----- Supplied entries -----

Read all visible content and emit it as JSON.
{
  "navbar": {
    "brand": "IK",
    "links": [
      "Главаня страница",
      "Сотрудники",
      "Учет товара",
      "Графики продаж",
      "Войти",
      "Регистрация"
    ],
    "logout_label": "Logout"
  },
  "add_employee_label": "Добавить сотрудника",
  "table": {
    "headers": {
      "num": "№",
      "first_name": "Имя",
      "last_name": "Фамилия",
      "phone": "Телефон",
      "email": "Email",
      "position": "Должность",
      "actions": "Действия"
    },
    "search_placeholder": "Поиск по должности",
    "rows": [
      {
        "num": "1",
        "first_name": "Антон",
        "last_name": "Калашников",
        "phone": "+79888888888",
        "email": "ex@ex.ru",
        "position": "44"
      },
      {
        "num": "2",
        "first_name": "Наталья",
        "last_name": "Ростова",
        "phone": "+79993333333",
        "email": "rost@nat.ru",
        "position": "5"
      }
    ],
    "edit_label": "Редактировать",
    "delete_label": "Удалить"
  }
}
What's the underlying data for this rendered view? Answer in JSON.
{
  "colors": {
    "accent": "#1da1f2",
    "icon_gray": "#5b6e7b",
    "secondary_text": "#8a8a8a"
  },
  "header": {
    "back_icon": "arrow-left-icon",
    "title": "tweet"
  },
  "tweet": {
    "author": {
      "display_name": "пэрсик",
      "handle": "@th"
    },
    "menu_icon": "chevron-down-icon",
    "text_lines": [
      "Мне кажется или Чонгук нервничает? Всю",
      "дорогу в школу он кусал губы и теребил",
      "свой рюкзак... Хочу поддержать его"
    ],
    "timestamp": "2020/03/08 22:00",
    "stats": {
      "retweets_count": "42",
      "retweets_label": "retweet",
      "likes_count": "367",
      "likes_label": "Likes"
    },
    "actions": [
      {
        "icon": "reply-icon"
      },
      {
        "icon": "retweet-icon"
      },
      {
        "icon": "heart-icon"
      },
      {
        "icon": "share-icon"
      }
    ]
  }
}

-----

**Exercise details:**
Search the data above for the string "email" and copy each line that has it.

**The response:**
      "email": "Email",
        "email": "ex@ex.ru",
        "email": "rost@nat.ru",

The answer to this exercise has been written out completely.